DOCUMENT EXCERPT »
Business school in Lyon, France

EM Lyon Business School (styled emlyon) is a business school in Lyon, France, established in 1872, and affiliated with the Lyon Chamber of Commerce and Industry. A grande école de commerce, EM Lyon Business School offers a range of academic programs, including the Global BBA, Masters in Management, M.Sc. in Finance, MBA, and Exec. MBA degrees, alongside Specialized Masters (M.Sc., M.S.) programs, and a Ph.D. program in Management. The school also provides a wide portfolio of Executive Education programs for senior executives & experienced managers.

The school maintains four campuses: in Lyon and Paris in France, Shanghai in China, and Mumbai in India. EM Lyon Business School is a member of the Conférence des Grandes Écoles, and holds the Triple Accreditation status (EQUIS, AACSB, and AMBA).

Ranked among the best business schools in Europe, EM Lyon Business School stands as a #Top10 Business School in the FT European Business Schools ranking. Among the programs, its flagship Masters in Management (Programme Grande École) is ranked 8th globally in the 2024 FT MiM ranking.

RECORD EXCERPTS »
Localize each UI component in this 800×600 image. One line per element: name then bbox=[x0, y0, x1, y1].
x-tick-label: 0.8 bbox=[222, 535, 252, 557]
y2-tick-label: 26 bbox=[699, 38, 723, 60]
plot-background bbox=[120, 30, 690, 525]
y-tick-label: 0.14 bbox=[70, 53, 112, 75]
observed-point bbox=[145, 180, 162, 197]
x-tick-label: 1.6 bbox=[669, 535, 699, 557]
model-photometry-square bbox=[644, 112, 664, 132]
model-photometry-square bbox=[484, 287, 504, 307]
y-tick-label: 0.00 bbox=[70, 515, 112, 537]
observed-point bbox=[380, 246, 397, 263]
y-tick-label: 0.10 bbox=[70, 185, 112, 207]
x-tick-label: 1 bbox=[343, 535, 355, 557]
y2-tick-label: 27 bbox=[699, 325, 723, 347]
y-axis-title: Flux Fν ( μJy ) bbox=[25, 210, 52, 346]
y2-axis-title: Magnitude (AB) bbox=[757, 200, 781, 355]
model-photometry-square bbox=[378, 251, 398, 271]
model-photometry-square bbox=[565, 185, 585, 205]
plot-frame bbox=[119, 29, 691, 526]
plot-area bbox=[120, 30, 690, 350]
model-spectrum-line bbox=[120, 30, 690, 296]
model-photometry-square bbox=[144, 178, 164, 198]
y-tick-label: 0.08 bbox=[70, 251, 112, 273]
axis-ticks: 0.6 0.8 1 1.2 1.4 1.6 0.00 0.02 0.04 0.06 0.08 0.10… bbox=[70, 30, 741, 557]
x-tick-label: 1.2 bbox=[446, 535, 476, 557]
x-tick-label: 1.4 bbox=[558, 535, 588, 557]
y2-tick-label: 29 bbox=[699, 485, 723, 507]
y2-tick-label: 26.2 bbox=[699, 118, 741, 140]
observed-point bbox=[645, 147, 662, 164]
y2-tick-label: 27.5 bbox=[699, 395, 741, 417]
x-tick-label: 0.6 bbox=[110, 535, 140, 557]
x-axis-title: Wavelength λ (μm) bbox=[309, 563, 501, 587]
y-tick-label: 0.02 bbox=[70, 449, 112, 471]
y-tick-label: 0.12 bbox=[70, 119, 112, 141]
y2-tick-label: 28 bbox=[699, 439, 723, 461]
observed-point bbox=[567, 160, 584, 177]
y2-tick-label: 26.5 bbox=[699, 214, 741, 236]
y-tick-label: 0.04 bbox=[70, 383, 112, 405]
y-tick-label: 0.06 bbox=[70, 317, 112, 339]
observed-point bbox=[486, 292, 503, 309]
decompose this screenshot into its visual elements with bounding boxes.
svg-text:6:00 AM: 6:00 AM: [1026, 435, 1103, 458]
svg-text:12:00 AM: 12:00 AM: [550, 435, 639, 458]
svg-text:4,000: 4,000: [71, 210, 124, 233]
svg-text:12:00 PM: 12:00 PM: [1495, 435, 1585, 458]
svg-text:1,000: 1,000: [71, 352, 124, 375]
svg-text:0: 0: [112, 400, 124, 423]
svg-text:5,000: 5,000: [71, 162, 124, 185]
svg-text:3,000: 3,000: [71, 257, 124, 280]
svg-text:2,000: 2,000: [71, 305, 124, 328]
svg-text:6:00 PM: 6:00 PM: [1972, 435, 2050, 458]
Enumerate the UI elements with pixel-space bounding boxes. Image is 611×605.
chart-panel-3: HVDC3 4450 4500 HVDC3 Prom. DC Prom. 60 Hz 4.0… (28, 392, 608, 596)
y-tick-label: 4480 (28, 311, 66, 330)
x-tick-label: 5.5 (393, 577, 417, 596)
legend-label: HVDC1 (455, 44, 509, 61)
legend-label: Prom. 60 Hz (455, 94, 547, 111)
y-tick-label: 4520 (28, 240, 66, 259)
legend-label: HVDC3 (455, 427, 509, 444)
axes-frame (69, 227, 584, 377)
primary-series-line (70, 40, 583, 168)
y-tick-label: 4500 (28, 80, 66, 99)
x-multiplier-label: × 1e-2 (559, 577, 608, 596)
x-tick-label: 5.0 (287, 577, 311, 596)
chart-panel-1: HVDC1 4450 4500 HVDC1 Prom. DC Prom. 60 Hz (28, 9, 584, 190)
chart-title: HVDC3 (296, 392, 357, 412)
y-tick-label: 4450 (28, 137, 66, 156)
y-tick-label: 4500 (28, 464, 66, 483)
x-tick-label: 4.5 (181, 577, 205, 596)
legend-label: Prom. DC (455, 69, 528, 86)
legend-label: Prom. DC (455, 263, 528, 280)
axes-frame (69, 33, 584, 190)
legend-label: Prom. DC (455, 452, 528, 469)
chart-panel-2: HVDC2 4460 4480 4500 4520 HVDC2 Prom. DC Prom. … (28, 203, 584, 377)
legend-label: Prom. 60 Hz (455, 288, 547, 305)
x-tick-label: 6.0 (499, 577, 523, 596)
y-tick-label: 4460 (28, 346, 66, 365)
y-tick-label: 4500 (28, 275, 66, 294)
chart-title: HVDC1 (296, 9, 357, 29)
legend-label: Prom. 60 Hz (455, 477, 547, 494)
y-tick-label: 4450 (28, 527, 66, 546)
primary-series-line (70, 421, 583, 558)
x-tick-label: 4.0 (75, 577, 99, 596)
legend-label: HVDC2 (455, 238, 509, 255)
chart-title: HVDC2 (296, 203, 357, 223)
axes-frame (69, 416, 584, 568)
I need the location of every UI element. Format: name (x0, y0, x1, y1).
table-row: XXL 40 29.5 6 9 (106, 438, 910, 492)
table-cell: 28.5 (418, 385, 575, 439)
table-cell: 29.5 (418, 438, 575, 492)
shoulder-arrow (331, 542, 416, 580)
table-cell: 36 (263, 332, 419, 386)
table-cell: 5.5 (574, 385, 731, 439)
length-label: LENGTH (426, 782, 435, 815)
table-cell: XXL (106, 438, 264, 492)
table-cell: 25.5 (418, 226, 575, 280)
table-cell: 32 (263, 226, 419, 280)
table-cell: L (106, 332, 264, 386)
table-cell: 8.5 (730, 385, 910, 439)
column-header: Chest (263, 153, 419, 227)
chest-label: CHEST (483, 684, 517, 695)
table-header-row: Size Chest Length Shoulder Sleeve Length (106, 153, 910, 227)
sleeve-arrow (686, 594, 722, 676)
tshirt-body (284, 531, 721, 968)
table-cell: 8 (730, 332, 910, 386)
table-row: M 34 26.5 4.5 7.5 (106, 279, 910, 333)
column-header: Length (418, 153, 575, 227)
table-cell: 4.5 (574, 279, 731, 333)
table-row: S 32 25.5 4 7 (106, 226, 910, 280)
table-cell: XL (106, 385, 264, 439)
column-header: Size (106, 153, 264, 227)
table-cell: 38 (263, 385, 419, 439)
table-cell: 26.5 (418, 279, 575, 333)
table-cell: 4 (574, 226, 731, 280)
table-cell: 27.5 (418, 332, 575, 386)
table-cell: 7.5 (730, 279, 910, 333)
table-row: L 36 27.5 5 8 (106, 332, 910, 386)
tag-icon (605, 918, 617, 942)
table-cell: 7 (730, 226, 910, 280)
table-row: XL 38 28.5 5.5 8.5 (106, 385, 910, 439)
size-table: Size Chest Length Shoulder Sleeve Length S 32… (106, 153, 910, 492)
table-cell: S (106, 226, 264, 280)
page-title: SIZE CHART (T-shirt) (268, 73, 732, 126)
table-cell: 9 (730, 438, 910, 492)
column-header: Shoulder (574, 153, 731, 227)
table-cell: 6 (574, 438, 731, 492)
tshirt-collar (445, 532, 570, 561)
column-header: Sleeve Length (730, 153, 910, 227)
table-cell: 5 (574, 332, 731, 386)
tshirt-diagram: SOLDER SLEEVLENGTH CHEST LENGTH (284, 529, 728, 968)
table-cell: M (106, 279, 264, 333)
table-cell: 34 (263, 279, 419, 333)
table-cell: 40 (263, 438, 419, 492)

AIM OF THE EXERCISE » Decide whether each statement agrees with the text about EM Lyon Business School, answering yes or no and quoting the words of the text that decide it: (a) The school was established in 1872. (b) The school maintains three campuses. (c) The Masters in Management is ranked 10th globally in the 2024 FT MiM ranking.

RESPONSE TO THE TASK »
(a) Yes: "established in 1872"
(b) No: "The school maintains four campuses"
(c) No: "is ranked 8th globally in the 2024 FT MiM ranking"